Directive
Work out how many lines contain "International". Reply with the count alone.

Figure collection entries:
## Begin
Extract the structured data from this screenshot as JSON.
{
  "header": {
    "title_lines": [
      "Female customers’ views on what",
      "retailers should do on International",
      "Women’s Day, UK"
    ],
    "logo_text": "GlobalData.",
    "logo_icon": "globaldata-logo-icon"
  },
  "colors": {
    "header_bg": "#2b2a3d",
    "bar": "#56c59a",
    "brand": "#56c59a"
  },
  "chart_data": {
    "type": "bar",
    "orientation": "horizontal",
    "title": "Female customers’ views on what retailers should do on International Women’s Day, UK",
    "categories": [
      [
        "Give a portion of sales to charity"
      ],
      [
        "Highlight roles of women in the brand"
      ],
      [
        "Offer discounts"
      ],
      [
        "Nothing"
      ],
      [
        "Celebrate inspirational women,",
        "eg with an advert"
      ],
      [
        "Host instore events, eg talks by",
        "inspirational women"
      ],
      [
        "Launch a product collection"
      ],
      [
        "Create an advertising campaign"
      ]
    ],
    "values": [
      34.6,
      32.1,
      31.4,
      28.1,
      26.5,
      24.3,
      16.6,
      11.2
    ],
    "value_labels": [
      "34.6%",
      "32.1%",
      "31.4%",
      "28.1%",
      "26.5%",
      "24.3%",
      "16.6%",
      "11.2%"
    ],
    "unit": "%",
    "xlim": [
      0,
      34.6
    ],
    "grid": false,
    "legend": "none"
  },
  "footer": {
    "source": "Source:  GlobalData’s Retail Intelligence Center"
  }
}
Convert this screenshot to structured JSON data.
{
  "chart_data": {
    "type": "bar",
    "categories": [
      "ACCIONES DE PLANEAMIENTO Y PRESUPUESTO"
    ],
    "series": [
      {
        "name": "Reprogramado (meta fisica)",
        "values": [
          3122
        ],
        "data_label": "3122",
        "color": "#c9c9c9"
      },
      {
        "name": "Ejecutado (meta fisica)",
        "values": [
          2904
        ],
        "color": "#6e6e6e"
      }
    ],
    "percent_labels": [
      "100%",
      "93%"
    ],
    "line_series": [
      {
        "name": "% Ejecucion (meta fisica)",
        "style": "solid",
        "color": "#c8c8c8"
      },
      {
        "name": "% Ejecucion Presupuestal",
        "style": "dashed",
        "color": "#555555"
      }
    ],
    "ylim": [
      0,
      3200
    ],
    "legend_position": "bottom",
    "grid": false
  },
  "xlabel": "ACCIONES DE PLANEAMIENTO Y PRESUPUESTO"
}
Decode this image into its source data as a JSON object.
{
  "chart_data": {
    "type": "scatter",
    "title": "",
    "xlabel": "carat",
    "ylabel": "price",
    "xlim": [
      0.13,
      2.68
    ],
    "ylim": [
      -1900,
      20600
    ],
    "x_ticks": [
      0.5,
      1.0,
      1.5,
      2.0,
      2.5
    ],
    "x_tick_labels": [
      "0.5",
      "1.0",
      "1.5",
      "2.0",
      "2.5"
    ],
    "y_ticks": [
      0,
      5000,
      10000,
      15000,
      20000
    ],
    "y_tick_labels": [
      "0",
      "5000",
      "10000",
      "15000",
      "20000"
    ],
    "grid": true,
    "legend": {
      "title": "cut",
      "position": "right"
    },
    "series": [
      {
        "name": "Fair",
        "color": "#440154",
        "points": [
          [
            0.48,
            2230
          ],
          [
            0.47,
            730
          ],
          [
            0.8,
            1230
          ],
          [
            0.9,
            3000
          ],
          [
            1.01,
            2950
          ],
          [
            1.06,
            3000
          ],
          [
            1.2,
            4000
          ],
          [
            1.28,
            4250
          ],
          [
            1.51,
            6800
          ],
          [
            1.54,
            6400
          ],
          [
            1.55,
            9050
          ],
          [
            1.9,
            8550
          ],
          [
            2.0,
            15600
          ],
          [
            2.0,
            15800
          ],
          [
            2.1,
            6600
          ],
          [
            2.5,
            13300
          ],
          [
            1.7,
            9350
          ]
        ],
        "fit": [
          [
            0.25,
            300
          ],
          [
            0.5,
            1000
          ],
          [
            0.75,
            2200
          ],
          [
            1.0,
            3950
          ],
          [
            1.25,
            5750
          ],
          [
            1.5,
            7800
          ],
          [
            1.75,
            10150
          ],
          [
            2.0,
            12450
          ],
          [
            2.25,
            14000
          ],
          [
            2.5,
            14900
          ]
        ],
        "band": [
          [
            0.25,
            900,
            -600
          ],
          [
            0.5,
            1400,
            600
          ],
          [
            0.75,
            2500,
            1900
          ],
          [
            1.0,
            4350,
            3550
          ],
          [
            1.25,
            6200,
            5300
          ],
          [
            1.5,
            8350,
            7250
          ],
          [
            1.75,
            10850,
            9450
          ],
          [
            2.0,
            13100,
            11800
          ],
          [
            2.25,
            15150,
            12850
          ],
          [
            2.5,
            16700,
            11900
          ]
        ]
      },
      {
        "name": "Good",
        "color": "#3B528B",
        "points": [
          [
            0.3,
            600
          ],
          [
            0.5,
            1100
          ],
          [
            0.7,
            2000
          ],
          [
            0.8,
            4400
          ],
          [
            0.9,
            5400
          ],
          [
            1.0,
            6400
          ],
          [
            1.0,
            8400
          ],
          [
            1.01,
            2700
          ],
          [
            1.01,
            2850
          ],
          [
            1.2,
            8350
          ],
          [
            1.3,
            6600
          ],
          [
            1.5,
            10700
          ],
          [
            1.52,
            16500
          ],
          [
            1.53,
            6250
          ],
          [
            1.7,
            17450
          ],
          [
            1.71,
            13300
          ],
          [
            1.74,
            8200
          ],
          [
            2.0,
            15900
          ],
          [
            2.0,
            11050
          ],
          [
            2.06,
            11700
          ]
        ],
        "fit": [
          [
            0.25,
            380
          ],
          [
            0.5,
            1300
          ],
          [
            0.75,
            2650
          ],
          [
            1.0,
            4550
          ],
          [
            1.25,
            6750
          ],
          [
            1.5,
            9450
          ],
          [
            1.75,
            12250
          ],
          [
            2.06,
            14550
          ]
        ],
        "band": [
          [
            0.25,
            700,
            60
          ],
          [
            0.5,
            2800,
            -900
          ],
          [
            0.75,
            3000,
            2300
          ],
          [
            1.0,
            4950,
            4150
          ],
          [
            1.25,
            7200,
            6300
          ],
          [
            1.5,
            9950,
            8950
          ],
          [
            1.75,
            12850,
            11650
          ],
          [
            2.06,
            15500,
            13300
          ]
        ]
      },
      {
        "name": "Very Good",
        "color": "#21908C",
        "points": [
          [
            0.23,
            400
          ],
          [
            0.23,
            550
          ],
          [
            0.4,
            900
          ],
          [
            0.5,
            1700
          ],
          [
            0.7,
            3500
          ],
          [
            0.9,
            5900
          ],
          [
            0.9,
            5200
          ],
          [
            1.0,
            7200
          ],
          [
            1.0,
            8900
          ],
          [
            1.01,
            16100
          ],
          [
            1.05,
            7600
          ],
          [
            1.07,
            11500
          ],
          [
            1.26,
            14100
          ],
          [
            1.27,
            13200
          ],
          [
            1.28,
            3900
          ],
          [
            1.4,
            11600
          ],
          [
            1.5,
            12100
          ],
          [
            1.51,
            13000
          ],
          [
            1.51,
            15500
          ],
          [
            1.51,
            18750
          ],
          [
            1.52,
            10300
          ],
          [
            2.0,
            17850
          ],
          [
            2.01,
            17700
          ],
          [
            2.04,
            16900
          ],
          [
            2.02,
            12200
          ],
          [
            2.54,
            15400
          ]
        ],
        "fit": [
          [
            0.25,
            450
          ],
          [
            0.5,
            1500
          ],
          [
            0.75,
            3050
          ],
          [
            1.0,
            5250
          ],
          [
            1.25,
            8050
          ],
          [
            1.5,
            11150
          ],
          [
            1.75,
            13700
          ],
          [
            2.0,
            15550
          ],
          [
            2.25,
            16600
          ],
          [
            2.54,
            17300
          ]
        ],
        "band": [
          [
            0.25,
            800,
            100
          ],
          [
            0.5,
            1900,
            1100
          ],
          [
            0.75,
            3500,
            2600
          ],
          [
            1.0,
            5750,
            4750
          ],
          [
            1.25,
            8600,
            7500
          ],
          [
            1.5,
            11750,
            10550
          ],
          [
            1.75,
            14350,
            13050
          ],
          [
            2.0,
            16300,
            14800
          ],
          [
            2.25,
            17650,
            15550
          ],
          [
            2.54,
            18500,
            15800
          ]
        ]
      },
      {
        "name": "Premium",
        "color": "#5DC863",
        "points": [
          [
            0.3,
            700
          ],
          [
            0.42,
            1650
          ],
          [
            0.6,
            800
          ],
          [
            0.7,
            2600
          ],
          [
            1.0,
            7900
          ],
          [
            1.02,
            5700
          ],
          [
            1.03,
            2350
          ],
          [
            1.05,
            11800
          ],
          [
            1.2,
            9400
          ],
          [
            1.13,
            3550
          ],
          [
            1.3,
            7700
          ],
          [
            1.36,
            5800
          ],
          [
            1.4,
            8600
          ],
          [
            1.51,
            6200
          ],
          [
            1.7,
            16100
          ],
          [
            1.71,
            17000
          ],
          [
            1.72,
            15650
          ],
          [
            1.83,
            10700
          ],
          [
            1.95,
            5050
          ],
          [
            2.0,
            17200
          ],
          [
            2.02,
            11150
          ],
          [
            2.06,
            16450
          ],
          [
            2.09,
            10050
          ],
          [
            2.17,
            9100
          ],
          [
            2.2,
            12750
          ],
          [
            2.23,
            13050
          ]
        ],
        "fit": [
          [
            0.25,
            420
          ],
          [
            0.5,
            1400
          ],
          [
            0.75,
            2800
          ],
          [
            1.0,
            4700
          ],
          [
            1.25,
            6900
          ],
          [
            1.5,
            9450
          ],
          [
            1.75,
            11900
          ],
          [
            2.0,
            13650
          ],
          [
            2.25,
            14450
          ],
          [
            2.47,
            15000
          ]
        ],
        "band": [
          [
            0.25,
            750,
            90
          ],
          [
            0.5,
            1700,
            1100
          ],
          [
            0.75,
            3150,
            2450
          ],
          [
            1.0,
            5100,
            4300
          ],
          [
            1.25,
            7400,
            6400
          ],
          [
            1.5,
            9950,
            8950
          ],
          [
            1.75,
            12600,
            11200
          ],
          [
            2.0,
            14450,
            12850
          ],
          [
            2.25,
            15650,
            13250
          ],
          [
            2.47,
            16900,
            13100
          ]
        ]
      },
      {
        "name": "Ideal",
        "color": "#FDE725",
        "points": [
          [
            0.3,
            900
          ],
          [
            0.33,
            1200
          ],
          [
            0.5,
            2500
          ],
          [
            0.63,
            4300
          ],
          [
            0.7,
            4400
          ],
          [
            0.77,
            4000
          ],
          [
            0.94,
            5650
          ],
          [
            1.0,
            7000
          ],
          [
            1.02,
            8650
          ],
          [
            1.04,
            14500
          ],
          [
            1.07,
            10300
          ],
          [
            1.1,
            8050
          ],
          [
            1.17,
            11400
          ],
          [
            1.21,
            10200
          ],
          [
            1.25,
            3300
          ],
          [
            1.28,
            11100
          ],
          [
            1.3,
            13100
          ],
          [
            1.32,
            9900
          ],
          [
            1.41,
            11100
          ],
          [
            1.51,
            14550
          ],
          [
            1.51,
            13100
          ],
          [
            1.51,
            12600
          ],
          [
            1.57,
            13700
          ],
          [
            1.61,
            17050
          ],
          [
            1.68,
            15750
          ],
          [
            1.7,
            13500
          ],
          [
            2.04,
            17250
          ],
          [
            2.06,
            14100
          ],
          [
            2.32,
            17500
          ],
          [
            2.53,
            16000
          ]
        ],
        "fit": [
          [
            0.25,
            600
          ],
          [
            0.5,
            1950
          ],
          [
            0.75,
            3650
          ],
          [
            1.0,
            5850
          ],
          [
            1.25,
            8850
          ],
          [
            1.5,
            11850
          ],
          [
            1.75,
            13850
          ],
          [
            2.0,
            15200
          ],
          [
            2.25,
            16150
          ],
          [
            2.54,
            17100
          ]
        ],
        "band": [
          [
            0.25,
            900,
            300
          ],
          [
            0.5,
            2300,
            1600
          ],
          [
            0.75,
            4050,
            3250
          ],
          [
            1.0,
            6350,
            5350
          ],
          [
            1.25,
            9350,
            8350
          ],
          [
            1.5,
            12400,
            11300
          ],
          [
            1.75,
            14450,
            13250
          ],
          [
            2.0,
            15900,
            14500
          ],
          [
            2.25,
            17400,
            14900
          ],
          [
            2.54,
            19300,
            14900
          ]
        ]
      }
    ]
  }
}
## End
Full response
2